What you need to do
Present every line in which the string "name" appears.

--------------------

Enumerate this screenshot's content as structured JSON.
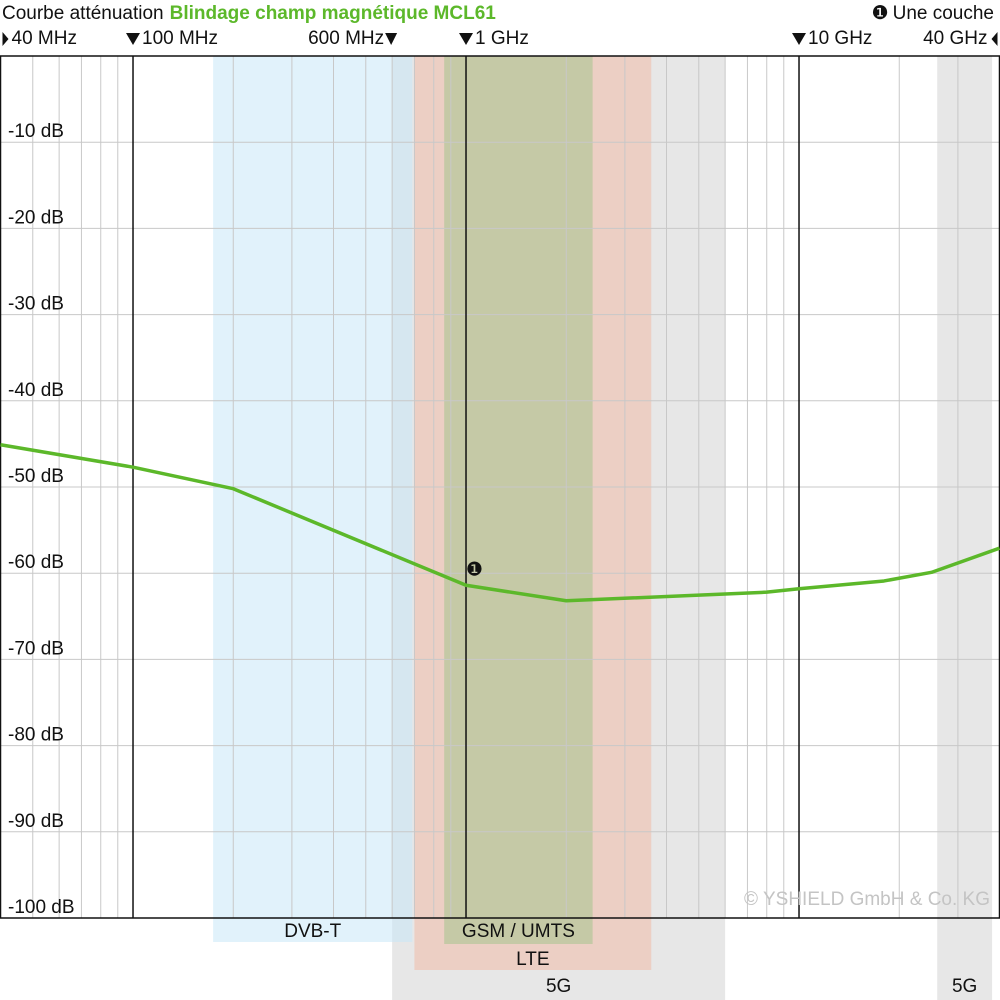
{
  "chart_data": {
    "type": "line",
    "title": "Courbe atténuation",
    "subtitle": "Blindage champ magnétique MCL61",
    "xscale": "log",
    "xlim": [
      40,
      40000
    ],
    "ylim": [
      -100,
      0
    ],
    "xticks": [
      {
        "value": 40,
        "label": "40 MHz"
      },
      {
        "value": 100,
        "label": "100 MHz"
      },
      {
        "value": 600,
        "label": "600 MHz"
      },
      {
        "value": 1000,
        "label": "1 GHz"
      },
      {
        "value": 10000,
        "label": "10 GHz"
      },
      {
        "value": 40000,
        "label": "40 GHz"
      }
    ],
    "x_major": [
      100,
      1000,
      10000
    ],
    "x_grid": [
      50,
      60,
      70,
      80,
      90,
      200,
      300,
      400,
      500,
      600,
      700,
      800,
      900,
      2000,
      3000,
      4000,
      5000,
      6000,
      7000,
      8000,
      9000,
      20000,
      30000
    ],
    "yticks": [
      {
        "value": -10,
        "label": "-10 dB"
      },
      {
        "value": -20,
        "label": "-20 dB"
      },
      {
        "value": -30,
        "label": "-30 dB"
      },
      {
        "value": -40,
        "label": "-40 dB"
      },
      {
        "value": -50,
        "label": "-50 dB"
      },
      {
        "value": -60,
        "label": "-60 dB"
      },
      {
        "value": -70,
        "label": "-70 dB"
      },
      {
        "value": -80,
        "label": "-80 dB"
      },
      {
        "value": -90,
        "label": "-90 dB"
      },
      {
        "value": -100,
        "label": "-100 dB"
      }
    ],
    "grid": true,
    "x": [
      40,
      100,
      200,
      1000,
      2000,
      8000,
      10000,
      18000,
      25000,
      40000
    ],
    "series": [
      {
        "name": "Une couche",
        "marker": "❶",
        "color": "#5cb82a",
        "values": [
          -45.1,
          -47.7,
          -50.2,
          -61.4,
          -63.2,
          -62.2,
          -61.8,
          -60.9,
          -59.9,
          -57.1
        ]
      }
    ],
    "bands": [
      {
        "name": "5G",
        "from": 600,
        "to": 6000,
        "color": "#d4d4d4"
      },
      {
        "name": "DVB-T",
        "from": 174,
        "to": 690,
        "color": "#c8e8f8"
      },
      {
        "name": "LTE",
        "from": 700,
        "to": 3600,
        "color": "#f0bba8"
      },
      {
        "name": "GSM / UMTS",
        "from": 860,
        "to": 2400,
        "color": "#a6c48e"
      },
      {
        "name": "5G",
        "from": 26000,
        "to": 38000,
        "color": "#d4d4d4"
      }
    ],
    "annotations": [
      {
        "text": "❶",
        "x": 1060,
        "y": -59.7
      }
    ],
    "watermark": "© YSHIELD GmbH & Co. KG"
  }
}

--------------------

Expected answer
        "name": "Une couche",
        "name": "5G",
        "name": "DVB-T",
        "name": "LTE",
        "name": "GSM / UMTS",
        "name": "5G",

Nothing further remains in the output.